### Try it
Scan the records for the word "Cavatappi". Return each line where it is found.

[Records of document pages and text]
- Opening Delimiter -
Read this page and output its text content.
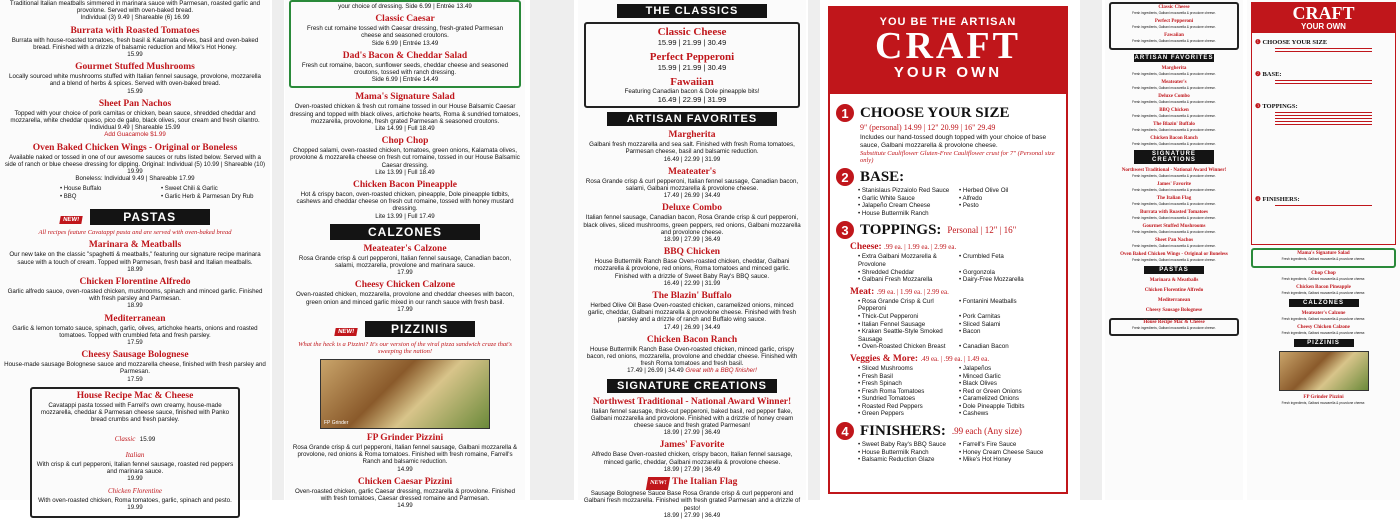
Traditional Italian meatballs simmered in marinara sauce with Parmesan, roasted garlic and provolone. Served with oven-baked bread.
Individual (3) 9.49 | Shareable (6) 16.99
Burrata with Roasted Tomatoes
Burrata with house-roasted tomatoes, fresh basil & Kalamata olives, basil and oven-baked bread. Finished with a drizzle of balsamic reduction and Mike's Hot Honey.
15.99
Gourmet Stuffed Mushrooms
Locally sourced white mushrooms stuffed with Italian fennel sausage, provolone, mozzarella and a blend of herbs & spices. Served with oven-baked bread.
15.99
Sheet Pan Nachos
Topped with your choice of pork carnitas or chicken, bean sauce, shredded cheddar and mozzarella, white cheddar queso, pico de gallo, black olives, sour cream and fresh cilantro. Individual 9.49 | Shareable 15.99
Add Guacamole $1.99
Oven Baked Chicken Wings - Original or Boneless
Available naked or tossed in one of our awesome sauces or rubs listed below. Served with a side of ranch or blue cheese dressing for dipping. Original: Individual (5) 10.99 | Shareable (10) 19.99
Boneless: Individual 9.49 | Shareable 17.99
• House Buffalo	• Sweet Chili & Garlic
• BBQ	• Garlic Herb & Parmesan Dry Rub
NEW!	PASTAS
All recipes feature Cavatappi pasta and are served with oven-baked bread
Marinara & Meatballs
Our new take on the classic "spaghetti & meatballs," featuring our signature recipe marinara sauce with a touch of cream. Topped with Parmesan, fresh basil and Italian meatballs.
18.99
Chicken Florentine Alfredo
Garlic alfredo sauce, oven-roasted chicken, mushrooms, spinach and minced garlic. Finished with fresh parsley and Parmesan.
18.99
Mediterranean
Garlic & lemon tomato sauce, spinach, garlic, olives, artichoke hearts, onions and roasted tomatoes. Topped with crumbled feta and fresh parsley.
17.59
Cheesy Sausage Bolognese
House-made sausage Bolognese sauce and mozzarella cheese, finished with fresh parsley and Parmesan.
17.59
House Recipe Mac & Cheese
Cavatappi pasta tossed with Farrell's own creamy, house-made mozzarella, cheddar & Parmesan cheese sauce, finished with Panko bread crumbs and fresh parsley.
Classic 15.99
Italian
With crisp & curl pepperoni, Italian fennel sausage, roasted red peppers and marinara sauce.
19.99
Chicken Florentine
With oven-roasted chicken, Roma tomatoes, garlic, spinach and pesto.
19.99
your choice of dressing. Side 6.99 | Entrée 13.49
Classic Caesar
Fresh cut romaine tossed with Caesar dressing, fresh-grated Parmesan cheese and seasoned croutons.
Side 6.99 | Entrée 13.49
Dad's Bacon & Cheddar Salad
Fresh cut romaine, bacon, sunflower seeds, cheddar cheese and seasoned croutons, tossed with ranch dressing.
Side 6.99 | Entrée 14.49
Mama's Signature Salad
Oven-roasted chicken & fresh cut romaine tossed in our House Balsamic Caesar dressing and topped with black olives, artichoke hearts, Roma & sundried tomatoes, mozzarella, provolone, fresh grated Parmesan & seasoned croutons.
Lite 14.99 | Full 18.49
Chop Chop
Chopped salami, oven-roasted chicken, tomatoes, green onions, Kalamata olives, provolone & mozzarella cheese on fresh cut romaine, tossed in our House Balsamic Caesar dressing.
Lite 13.99 | Full 18.49
Chicken Bacon Pineapple
Hot & crispy bacon, oven-roasted chicken, pineapple, Dole pineapple tidbits, cashews and cheddar cheese on fresh cut romaine, tossed with honey mustard dressing.
Lite 13.99 | Full 17.49
CALZONES
Meateater's Calzone
Rosa Grande crisp & curl pepperoni, Italian fennel sausage, Canadian bacon, salami, mozzarella, provolone and marinara sauce.
17.99
Cheesy Chicken Calzone
Oven-roasted chicken, mozzarella, provolone and cheddar cheeses with bacon, green onion and minced garlic mixed in our ranch sauce with fresh basil.
17.99
NEW!	PIZZINIS
What the heck is a Pizzini? It's our version of the viral pizza sandwich craze that's sweeping the nation!
FP Grinder
FP Grinder Pizzini
Rosa Grande crisp & curl pepperoni, Italian fennel sausage, Galbani mozzarella & provolone, red onions & Roma tomatoes. Finished with fresh romaine, Farrell's Ranch and balsamic reduction.
14.99
Chicken Caesar Pizzini
Oven-roasted chicken, garlic Caesar dressing, mozzarella & provolone. Finished with fresh tomatoes, Caesar dressed romaine and Parmesan.
14.99
THE CLASSICS
Classic Cheese
15.99 | 21.99 | 30.49
Perfect Pepperoni
15.99 | 21.99 | 30.49
Fawaiian
Featuring Canadian bacon & Dole pineapple bits!
16.49 | 22.99 | 31.99
ARTISAN FAVORITES
Margherita
Galbani fresh mozzarella and sea salt. Finished with fresh Roma tomatoes, Parmesan cheese, basil and balsamic reduction.
16.49 | 22.99 | 31.99
Meateater's
Rosa Grande crisp & curl pepperoni, Italian fennel sausage, Canadian bacon, salami, Galbani mozzarella & provolone cheese.
17.49 | 26.99 | 34.49
Deluxe Combo
Italian fennel sausage, Canadian bacon, Rosa Grande crisp & curl pepperoni, black olives, sliced mushrooms, green peppers, red onions, Galbani mozzarella and provolone cheese.
18.99 | 27.99 | 36.49
BBQ Chicken
House Buttermilk Ranch Base Oven-roasted chicken, cheddar, Galbani mozzarella & provolone, red onions, Roma tomatoes and minced garlic. Finished with a drizzle of Sweet Baby Ray's BBQ sauce.
16.49 | 22.99 | 31.99
The Blazin' Buffalo
Herbed Olive Oil Base Oven-roasted chicken, caramelized onions, minced garlic, cheddar, Galbani mozzarella & provolone cheese. Finished with fresh parsley and a drizzle of ranch and Buffalo wing sauce.
17.49 | 26.99 | 34.49
Chicken Bacon Ranch
House Buttermilk Ranch Base Oven-roasted chicken, minced garlic, crispy bacon, red onions, mozzarella, provolone and cheddar cheese. Finished with fresh Roma tomatoes and fresh basil.
17.49 | 26.99 | 34.49 Great with a BBQ finisher!
SIGNATURE CREATIONS
Northwest Traditional - National Award Winner!
Italian fennel sausage, thick-cut pepperoni, baked basil, red pepper flake, Galbani mozzarella and provolone. Finished with a drizzle of honey cream cheese sauce and fresh grated Parmesan!
18.99 | 27.99 | 36.49
James' Favorite
Alfredo Base Oven-roasted chicken, crispy bacon, Italian fennel sausage, minced garlic, cheddar, Galbani mozzarella & provolone cheese.
18.99 | 27.99 | 36.49
NEW! The Italian Flag
Sausage Bolognese Sauce Base Rosa Grande crisp & curl pepperoni and Galbani fresh mozzarella. Finished with fresh grated Parmesan and a drizzle of pesto!
18.99 | 27.99 | 36.49
YOU BE THE ARTISAN
CRAFT
YOUR OWN
1 CHOOSE YOUR SIZE
9" (personal) 14.99 | 12" 20.99 | 16" 29.49
Includes our hand-tossed dough topped with your choice of base sauce, Galbani mozzarella & provolone cheese.
Substitute Cauliflower Gluten-Free Cauliflower crust for 7" (Personal size only)
2 BASE:
• Stanislaus Pizzaiolo Red Sauce	• Herbed Olive Oil
• Garlic White Sauce	• Alfredo
• Jalapeño Cream Cheese	• Pesto
• House Buttermilk Ranch
3 TOPPINGS: Personal | 12" | 16"
Cheese: .99 ea. | 1.99 ea. | 2.99 ea.
• Extra Galbani Mozzarella & Provolone
• Crumbled Feta
• Shredded Cheddar	• Gorgonzola
• Galbani Fresh Mozzarella	• Dairy-Free Mozzarella
Meat: .99 ea. | 1.99 ea. | 2.99 ea.
• Rosa Grande Crisp & Curl Pepperoni
• Fontanini Meatballs
• Thick-Cut Pepperoni	• Pork Carnitas
• Italian Fennel Sausage	• Sliced Salami
• Kraken Seattle-Style Smoked Sausage
• Bacon
• Oven-Roasted Chicken Breast	• Canadian Bacon
Veggies & More: .49 ea. | .99 ea. | 1.49 ea.
• Sliced Mushrooms	• Jalapeños
• Fresh Basil	• Minced Garlic
• Fresh Spinach	• Black Olives
• Fresh Roma Tomatoes	• Red or Green Onions
• Sundried Tomatoes	• Caramelized Onions
• Roasted Red Peppers	• Dole Pineapple Tidbits
• Green Peppers	• Cashews
4 FINISHERS: .99 each (Any size)
• Sweet Baby Ray's BBQ Sauce	• Farrell's Fire Sauce
• House Buttermilk Ranch	• Honey Cream Cheese Sauce
• Balsamic Reduction Glaze	• Mike's Hot Honey
Classic Cheese
Fresh ingredients, Galbani mozzarella & provolone cheese.
Perfect Pepperoni
Fresh ingredients, Galbani mozzarella & provolone cheese.
Fawaiian
Fresh ingredients, Galbani mozzarella & provolone cheese.
ARTISAN FAVORITES
Margherita
Fresh ingredients, Galbani mozzarella & provolone cheese.
Meateater's
Fresh ingredients, Galbani mozzarella & provolone cheese.
Deluxe Combo
Fresh ingredients, Galbani mozzarella & provolone cheese.
BBQ Chicken
Fresh ingredients, Galbani mozzarella & provolone cheese.
The Blazin' Buffalo
Fresh ingredients, Galbani mozzarella & provolone cheese.
Chicken Bacon Ranch
Fresh ingredients, Galbani mozzarella & provolone cheese.
SIGNATURE CREATIONS
Northwest Traditional - National Award Winner!
Fresh ingredients, Galbani mozzarella & provolone cheese.
James' Favorite
Fresh ingredients, Galbani mozzarella & provolone cheese.
The Italian Flag
Fresh ingredients, Galbani mozzarella & provolone cheese.
Burrata with Roasted Tomatoes
Fresh ingredients, Galbani mozzarella & provolone cheese.
Gourmet Stuffed Mushrooms
Fresh ingredients, Galbani mozzarella & provolone cheese.
Sheet Pan Nachos
Fresh ingredients, Galbani mozzarella & provolone cheese.
Oven Baked Chicken Wings - Original or Boneless
Fresh ingredients, Galbani mozzarella & provolone cheese.
PASTAS
Marinara & Meatballs
Chicken Florentine Alfredo
Mediterranean
Cheesy Sausage Bolognese
House Recipe Mac & Cheese
Fresh ingredients, Galbani mozzarella & provolone cheese.
CRAFT
YOUR OWN
❶ CHOOSE YOUR SIZE
❷ BASE:
❸ TOPPINGS:
❹ FINISHERS:
Mama's Signature Salad
Fresh ingredients, Galbani mozzarella & provolone cheese.
Chop Chop
Fresh ingredients, Galbani mozzarella & provolone cheese.
Chicken Bacon Pineapple
Fresh ingredients, Galbani mozzarella & provolone cheese.
CALZONES
Meateater's Calzone
Fresh ingredients, Galbani mozzarella & provolone cheese.
Cheesy Chicken Calzone
Fresh ingredients, Galbani mozzarella & provolone cheese.
PIZZINIS
FP Grinder Pizzini
Fresh ingredients, Galbani mozzarella & provolone cheese.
- Closing Delimiter -
### Answer to this exercise
All recipes feature Cavatappi pasta and are served with oven-baked bread
Cavatappi pasta tossed with Farrell's own creamy, house-made mozzarella, cheddar & Parmesan cheese sauce, finished with Panko bread crumbs and fresh parsley.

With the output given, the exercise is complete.